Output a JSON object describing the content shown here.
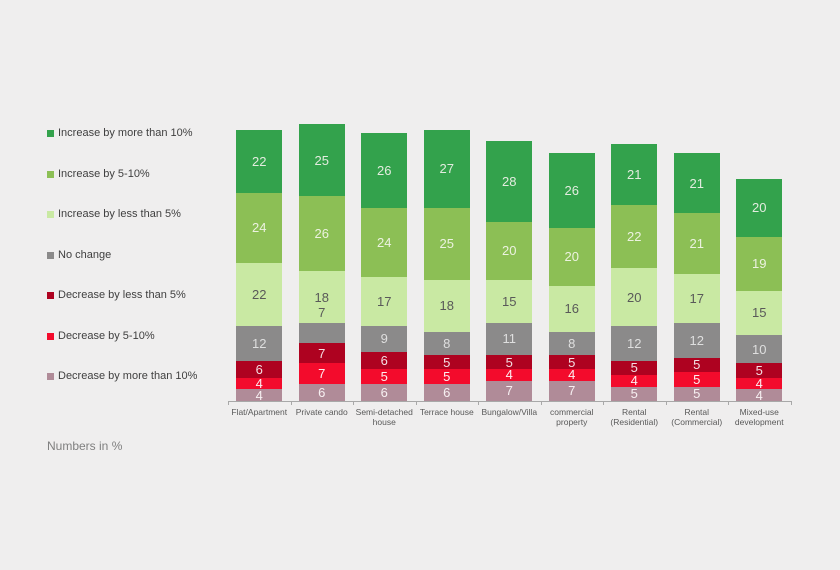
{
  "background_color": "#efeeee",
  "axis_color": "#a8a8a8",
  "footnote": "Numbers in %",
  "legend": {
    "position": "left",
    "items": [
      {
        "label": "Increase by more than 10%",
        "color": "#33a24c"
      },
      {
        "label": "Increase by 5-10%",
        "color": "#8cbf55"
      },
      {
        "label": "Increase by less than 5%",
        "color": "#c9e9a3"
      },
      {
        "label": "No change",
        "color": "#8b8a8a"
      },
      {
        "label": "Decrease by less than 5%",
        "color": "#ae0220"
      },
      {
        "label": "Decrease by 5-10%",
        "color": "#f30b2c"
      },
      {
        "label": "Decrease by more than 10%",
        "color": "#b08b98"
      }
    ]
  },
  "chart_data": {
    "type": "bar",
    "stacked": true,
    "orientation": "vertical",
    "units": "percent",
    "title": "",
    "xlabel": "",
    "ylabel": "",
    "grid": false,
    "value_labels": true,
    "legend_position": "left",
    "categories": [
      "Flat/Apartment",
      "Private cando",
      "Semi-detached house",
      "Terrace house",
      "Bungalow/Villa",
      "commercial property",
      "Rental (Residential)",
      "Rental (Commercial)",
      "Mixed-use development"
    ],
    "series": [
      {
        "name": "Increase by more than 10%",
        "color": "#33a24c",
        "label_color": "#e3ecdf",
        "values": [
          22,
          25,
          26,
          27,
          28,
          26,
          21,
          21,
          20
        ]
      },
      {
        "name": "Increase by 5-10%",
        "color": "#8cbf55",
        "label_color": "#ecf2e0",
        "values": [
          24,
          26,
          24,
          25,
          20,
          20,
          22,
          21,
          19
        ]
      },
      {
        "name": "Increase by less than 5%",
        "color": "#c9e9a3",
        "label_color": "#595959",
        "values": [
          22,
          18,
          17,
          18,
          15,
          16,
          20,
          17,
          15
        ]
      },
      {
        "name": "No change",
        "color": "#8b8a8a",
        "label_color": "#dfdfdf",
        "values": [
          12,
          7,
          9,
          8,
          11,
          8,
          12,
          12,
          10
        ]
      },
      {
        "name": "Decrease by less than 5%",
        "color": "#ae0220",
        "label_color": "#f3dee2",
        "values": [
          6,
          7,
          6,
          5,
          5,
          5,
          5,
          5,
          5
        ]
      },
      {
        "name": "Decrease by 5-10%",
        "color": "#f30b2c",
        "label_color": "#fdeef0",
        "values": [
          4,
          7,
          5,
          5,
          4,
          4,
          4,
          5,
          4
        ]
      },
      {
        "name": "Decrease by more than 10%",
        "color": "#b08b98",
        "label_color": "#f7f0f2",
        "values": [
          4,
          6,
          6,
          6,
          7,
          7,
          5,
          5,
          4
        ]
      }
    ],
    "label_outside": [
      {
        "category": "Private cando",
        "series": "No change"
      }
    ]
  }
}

...

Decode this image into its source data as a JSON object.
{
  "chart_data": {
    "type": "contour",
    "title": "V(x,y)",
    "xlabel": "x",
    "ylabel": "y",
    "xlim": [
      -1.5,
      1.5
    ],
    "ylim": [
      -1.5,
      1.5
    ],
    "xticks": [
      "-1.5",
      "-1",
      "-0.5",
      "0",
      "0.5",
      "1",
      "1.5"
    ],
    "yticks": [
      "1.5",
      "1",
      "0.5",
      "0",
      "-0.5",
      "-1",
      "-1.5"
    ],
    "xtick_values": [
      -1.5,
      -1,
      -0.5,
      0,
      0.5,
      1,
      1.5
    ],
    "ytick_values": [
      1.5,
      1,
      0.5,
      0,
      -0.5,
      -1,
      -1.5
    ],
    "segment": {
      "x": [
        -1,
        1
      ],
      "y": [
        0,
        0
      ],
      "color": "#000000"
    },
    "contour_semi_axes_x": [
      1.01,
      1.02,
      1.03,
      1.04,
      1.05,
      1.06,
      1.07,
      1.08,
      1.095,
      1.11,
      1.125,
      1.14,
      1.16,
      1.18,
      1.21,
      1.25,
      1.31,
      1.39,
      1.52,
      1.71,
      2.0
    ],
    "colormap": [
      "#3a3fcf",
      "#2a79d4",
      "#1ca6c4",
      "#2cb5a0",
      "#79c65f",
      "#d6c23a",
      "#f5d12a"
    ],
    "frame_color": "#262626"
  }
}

...

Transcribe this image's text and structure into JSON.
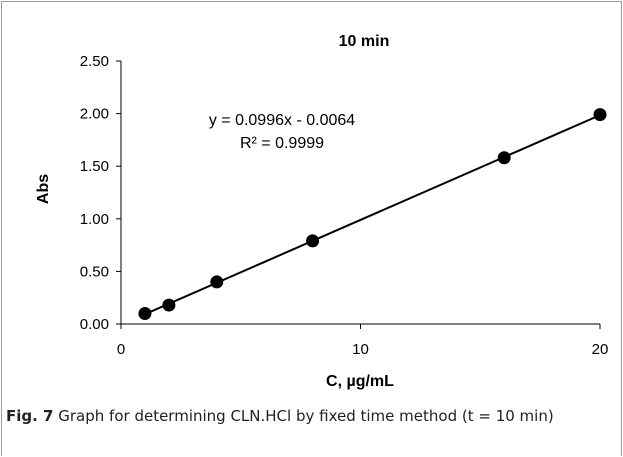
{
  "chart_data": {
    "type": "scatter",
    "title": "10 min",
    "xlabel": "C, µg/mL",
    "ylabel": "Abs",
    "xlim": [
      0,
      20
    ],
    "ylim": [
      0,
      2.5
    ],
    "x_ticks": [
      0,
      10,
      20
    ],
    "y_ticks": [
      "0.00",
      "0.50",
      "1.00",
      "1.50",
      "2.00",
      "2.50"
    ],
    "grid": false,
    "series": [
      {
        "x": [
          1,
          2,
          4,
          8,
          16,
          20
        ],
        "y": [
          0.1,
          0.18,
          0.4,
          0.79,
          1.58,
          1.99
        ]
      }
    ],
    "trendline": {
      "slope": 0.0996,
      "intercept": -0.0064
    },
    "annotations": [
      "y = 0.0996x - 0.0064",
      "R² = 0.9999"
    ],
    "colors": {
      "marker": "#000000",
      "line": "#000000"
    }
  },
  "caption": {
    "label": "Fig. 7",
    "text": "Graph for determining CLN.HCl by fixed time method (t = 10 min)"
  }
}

▸ Written request
Filter the listing above by the word "than"; copy each line that passes.

▸ Written answer
        "label": "Increase by more than 10%",
        "label": "Increase by less than 5%",
        "label": "Decrease by less than 5%",
        "label": "Decrease by more than 10%",
        "name": "Increase by more than 10%",
        "name": "Increase by less than 5%",
        "name": "Decrease by less than 5%",
        "name": "Decrease by more than 10%",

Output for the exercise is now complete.